■ Material for this task ■
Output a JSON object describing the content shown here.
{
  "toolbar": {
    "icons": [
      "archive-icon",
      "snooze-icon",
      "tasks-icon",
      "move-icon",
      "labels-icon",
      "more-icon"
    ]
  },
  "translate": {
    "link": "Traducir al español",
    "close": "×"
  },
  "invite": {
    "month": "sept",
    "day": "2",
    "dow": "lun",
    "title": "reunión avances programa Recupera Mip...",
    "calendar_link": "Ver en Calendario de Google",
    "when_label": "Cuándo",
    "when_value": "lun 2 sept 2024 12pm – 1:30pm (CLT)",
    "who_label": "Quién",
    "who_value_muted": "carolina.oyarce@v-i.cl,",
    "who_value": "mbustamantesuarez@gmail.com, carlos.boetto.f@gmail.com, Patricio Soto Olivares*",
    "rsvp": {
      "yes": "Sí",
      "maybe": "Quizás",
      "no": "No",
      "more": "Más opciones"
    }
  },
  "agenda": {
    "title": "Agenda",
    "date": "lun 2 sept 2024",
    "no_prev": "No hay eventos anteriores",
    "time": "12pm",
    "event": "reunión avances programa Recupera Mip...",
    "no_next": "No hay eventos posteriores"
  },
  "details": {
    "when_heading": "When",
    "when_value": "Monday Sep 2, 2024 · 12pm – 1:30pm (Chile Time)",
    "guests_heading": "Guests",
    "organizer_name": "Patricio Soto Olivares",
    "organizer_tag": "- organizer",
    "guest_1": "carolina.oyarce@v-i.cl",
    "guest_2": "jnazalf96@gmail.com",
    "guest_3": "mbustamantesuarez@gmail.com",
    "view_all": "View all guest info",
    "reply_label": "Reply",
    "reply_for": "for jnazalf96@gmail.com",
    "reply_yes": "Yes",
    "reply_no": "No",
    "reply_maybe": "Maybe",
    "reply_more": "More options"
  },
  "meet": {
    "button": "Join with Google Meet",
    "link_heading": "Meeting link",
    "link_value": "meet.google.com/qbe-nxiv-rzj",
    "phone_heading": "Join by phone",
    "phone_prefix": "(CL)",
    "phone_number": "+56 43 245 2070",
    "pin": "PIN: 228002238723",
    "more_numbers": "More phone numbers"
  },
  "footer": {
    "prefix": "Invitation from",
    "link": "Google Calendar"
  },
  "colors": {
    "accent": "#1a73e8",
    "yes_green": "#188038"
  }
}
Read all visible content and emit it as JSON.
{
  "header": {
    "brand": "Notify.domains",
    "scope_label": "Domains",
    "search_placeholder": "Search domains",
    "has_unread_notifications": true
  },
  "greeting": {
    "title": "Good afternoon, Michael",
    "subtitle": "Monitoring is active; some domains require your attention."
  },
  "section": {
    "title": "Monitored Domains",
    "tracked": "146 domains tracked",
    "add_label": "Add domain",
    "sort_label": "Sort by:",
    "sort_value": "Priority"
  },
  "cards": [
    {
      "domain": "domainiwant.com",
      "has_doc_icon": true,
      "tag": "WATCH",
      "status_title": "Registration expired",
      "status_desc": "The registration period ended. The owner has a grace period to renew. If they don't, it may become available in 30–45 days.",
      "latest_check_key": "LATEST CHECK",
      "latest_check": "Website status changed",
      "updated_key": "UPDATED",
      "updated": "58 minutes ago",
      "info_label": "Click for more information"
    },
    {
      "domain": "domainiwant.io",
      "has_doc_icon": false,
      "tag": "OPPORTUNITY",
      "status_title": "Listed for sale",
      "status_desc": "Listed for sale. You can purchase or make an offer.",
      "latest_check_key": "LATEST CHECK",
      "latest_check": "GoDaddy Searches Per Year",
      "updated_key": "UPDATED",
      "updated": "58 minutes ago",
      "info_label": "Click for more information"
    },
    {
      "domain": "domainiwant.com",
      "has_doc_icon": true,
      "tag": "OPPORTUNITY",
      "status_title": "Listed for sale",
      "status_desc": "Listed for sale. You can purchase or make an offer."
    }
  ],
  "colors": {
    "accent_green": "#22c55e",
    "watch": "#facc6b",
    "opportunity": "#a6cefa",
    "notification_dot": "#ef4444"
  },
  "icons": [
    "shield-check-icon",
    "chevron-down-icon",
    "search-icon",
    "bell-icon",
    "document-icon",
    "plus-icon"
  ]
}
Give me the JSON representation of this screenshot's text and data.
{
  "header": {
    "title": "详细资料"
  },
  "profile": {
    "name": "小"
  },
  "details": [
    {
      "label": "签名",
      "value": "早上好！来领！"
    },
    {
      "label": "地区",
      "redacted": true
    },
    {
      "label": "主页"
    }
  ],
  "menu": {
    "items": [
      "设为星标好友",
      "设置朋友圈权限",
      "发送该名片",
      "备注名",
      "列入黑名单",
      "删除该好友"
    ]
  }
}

■ Task details ■
Copy out each record exactly as given, omitting none.

■ Response to the exercise ■
Output a JSON object describing the content shown here.
{
  "toolbar": {
    "icons": [
      "archive-icon",
      "snooze-icon",
      "tasks-icon",
      "move-icon",
      "labels-icon",
      "more-icon"
    ]
  },
  "translate": {
    "link": "Traducir al español",
    "close": "×"
  },
  "invite": {
    "month": "sept",
    "day": "2",
    "dow": "lun",
    "title": "reunión avances programa Recupera Mip...",
    "calendar_link": "Ver en Calendario de Google",
    "when_label": "Cuándo",
    "when_value": "lun 2 sept 2024 12pm – 1:30pm (CLT)",
    "who_label": "Quién",
    "who_value_muted": "carolina.oyarce@v-i.cl,",
    "who_value": "mbustamantesuarez@gmail.com, carlos.boetto.f@gmail.com, Patricio Soto Olivares*",
    "rsvp": {
      "yes": "Sí",
      "maybe": "Quizás",
      "no": "No",
      "more": "Más opciones"
    }
  },
  "agenda": {
    "title": "Agenda",
    "date": "lun 2 sept 2024",
    "no_prev": "No hay eventos anteriores",
    "time": "12pm",
    "event": "reunión avances programa Recupera Mip...",
    "no_next": "No hay eventos posteriores"
  },
  "details": {
    "when_heading": "When",
    "when_value": "Monday Sep 2, 2024 · 12pm – 1:30pm (Chile Time)",
    "guests_heading": "Guests",
    "organizer_name": "Patricio Soto Olivares",
    "organizer_tag": "- organizer",
    "guest_1": "carolina.oyarce@v-i.cl",
    "guest_2": "jnazalf96@gmail.com",
    "guest_3": "mbustamantesuarez@gmail.com",
    "view_all": "View all guest info",
    "reply_label": "Reply",
    "reply_for": "for jnazalf96@gmail.com",
    "reply_yes": "Yes",
    "reply_no": "No",
    "reply_maybe": "Maybe",
    "reply_more": "More options"
  },
  "meet": {
    "button": "Join with Google Meet",
    "link_heading": "Meeting link",
    "link_value": "meet.google.com/qbe-nxiv-rzj",
    "phone_heading": "Join by phone",
    "phone_prefix": "(CL)",
    "phone_number": "+56 43 245 2070",
    "pin": "PIN: 228002238723",
    "more_numbers": "More phone numbers"
  },
  "footer": {
    "prefix": "Invitation from",
    "link": "Google Calendar"
  },
  "colors": {
    "accent": "#1a73e8",
    "yes_green": "#188038"
  }
}
Read all visible content and emit it as JSON.
{
  "header": {
    "brand": "Notify.domains",
    "scope_label": "Domains",
    "search_placeholder": "Search domains",
    "has_unread_notifications": true
  },
  "greeting": {
    "title": "Good afternoon, Michael",
    "subtitle": "Monitoring is active; some domains require your attention."
  },
  "section": {
    "title": "Monitored Domains",
    "tracked": "146 domains tracked",
    "add_label": "Add domain",
    "sort_label": "Sort by:",
    "sort_value": "Priority"
  },
  "cards": [
    {
      "domain": "domainiwant.com",
      "has_doc_icon": true,
      "tag": "WATCH",
      "status_title": "Registration expired",
      "status_desc": "The registration period ended. The owner has a grace period to renew. If they don't, it may become available in 30–45 days.",
      "latest_check_key": "LATEST CHECK",
      "latest_check": "Website status changed",
      "updated_key": "UPDATED",
      "updated": "58 minutes ago",
      "info_label": "Click for more information"
    },
    {
      "domain": "domainiwant.io",
      "has_doc_icon": false,
      "tag": "OPPORTUNITY",
      "status_title": "Listed for sale",
      "status_desc": "Listed for sale. You can purchase or make an offer.",
      "latest_check_key": "LATEST CHECK",
      "latest_check": "GoDaddy Searches Per Year",
      "updated_key": "UPDATED",
      "updated": "58 minutes ago",
      "info_label": "Click for more information"
    },
    {
      "domain": "domainiwant.com",
      "has_doc_icon": true,
      "tag": "OPPORTUNITY",
      "status_title": "Listed for sale",
      "status_desc": "Listed for sale. You can purchase or make an offer."
    }
  ],
  "colors": {
    "accent_green": "#22c55e",
    "watch": "#facc6b",
    "opportunity": "#a6cefa",
    "notification_dot": "#ef4444"
  },
  "icons": [
    "shield-check-icon",
    "chevron-down-icon",
    "search-icon",
    "bell-icon",
    "document-icon",
    "plus-icon"
  ]
}
Give me the JSON representation of this screenshot's text and data.
{
  "header": {
    "title": "详细资料"
  },
  "profile": {
    "name": "小"
  },
  "details": [
    {
      "label": "签名",
      "value": "早上好！来领！"
    },
    {
      "label": "地区",
      "redacted": true
    },
    {
      "label": "主页"
    }
  ],
  "menu": {
    "items": [
      "设为星标好友",
      "设置朋友圈权限",
      "发送该名片",
      "备注名",
      "列入黑名单",
      "删除该好友"
    ]
  }
}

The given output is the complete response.